■ **What is needed**: Return all of the lines below exactly as they are.

--- START Entries provided ---

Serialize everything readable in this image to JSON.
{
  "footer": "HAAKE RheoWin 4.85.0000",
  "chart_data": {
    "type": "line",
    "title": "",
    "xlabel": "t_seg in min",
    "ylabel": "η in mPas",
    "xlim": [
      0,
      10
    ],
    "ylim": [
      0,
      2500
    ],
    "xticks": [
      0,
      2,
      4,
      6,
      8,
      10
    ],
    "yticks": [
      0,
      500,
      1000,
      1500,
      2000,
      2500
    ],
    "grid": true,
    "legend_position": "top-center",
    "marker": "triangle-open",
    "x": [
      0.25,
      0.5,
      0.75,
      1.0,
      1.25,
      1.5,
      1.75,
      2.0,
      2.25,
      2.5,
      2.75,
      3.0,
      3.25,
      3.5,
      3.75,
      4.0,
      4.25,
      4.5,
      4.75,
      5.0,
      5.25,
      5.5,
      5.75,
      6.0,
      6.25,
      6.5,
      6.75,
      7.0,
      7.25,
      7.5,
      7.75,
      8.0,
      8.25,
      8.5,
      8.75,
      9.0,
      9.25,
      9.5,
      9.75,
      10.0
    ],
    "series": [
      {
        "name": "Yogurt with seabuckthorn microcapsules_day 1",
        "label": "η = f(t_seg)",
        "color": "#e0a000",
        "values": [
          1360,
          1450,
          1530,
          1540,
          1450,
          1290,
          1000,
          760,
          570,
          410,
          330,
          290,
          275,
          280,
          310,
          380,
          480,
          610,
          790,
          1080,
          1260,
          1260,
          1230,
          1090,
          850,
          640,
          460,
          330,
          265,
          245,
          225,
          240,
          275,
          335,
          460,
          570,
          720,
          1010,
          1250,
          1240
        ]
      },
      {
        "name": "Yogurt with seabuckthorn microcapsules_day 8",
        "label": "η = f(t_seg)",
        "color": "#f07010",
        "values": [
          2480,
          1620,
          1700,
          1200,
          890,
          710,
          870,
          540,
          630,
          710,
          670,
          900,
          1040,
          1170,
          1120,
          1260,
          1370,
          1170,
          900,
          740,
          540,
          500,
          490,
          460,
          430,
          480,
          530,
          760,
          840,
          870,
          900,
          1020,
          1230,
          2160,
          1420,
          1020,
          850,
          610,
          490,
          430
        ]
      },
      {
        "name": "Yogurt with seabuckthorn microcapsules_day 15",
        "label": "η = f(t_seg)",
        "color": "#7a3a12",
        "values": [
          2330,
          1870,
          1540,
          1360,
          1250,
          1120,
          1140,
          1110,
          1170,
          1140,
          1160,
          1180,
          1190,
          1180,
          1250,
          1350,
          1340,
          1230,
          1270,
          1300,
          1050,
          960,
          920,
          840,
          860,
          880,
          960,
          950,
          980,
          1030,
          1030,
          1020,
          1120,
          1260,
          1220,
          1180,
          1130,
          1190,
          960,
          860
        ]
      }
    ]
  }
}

--- END Entries provided ---

■ **Written solution**:
Serialize everything readable in this image to JSON.
{
  "footer": "HAAKE RheoWin 4.85.0000",
  "chart_data": {
    "type": "line",
    "title": "",
    "xlabel": "t_seg in min",
    "ylabel": "η in mPas",
    "xlim": [
      0,
      10
    ],
    "ylim": [
      0,
      2500
    ],
    "xticks": [
      0,
      2,
      4,
      6,
      8,
      10
    ],
    "yticks": [
      0,
      500,
      1000,
      1500,
      2000,
      2500
    ],
    "grid": true,
    "legend_position": "top-center",
    "marker": "triangle-open",
    "x": [
      0.25,
      0.5,
      0.75,
      1.0,
      1.25,
      1.5,
      1.75,
      2.0,
      2.25,
      2.5,
      2.75,
      3.0,
      3.25,
      3.5,
      3.75,
      4.0,
      4.25,
      4.5,
      4.75,
      5.0,
      5.25,
      5.5,
      5.75,
      6.0,
      6.25,
      6.5,
      6.75,
      7.0,
      7.25,
      7.5,
      7.75,
      8.0,
      8.25,
      8.5,
      8.75,
      9.0,
      9.25,
      9.5,
      9.75,
      10.0
    ],
    "series": [
      {
        "name": "Yogurt with seabuckthorn microcapsules_day 1",
        "label": "η = f(t_seg)",
        "color": "#e0a000",
        "values": [
          1360,
          1450,
          1530,
          1540,
          1450,
          1290,
          1000,
          760,
          570,
          410,
          330,
          290,
          275,
          280,
          310,
          380,
          480,
          610,
          790,
          1080,
          1260,
          1260,
          1230,
          1090,
          850,
          640,
          460,
          330,
          265,
          245,
          225,
          240,
          275,
          335,
          460,
          570,
          720,
          1010,
          1250,
          1240
        ]
      },
      {
        "name": "Yogurt with seabuckthorn microcapsules_day 8",
        "label": "η = f(t_seg)",
        "color": "#f07010",
        "values": [
          2480,
          1620,
          1700,
          1200,
          890,
          710,
          870,
          540,
          630,
          710,
          670,
          900,
          1040,
          1170,
          1120,
          1260,
          1370,
          1170,
          900,
          740,
          540,
          500,
          490,
          460,
          430,
          480,
          530,
          760,
          840,
          870,
          900,
          1020,
          1230,
          2160,
          1420,
          1020,
          850,
          610,
          490,
          430
        ]
      },
      {
        "name": "Yogurt with seabuckthorn microcapsules_day 15",
        "label": "η = f(t_seg)",
        "color": "#7a3a12",
        "values": [
          2330,
          1870,
          1540,
          1360,
          1250,
          1120,
          1140,
          1110,
          1170,
          1140,
          1160,
          1180,
          1190,
          1180,
          1250,
          1350,
          1340,
          1230,
          1270,
          1300,
          1050,
          960,
          920,
          840,
          860,
          880,
          960,
          950,
          980,
          1030,
          1030,
          1020,
          1120,
          1260,
          1220,
          1180,
          1130,
          1190,
          960,
          860
        ]
      }
    ]
  }
}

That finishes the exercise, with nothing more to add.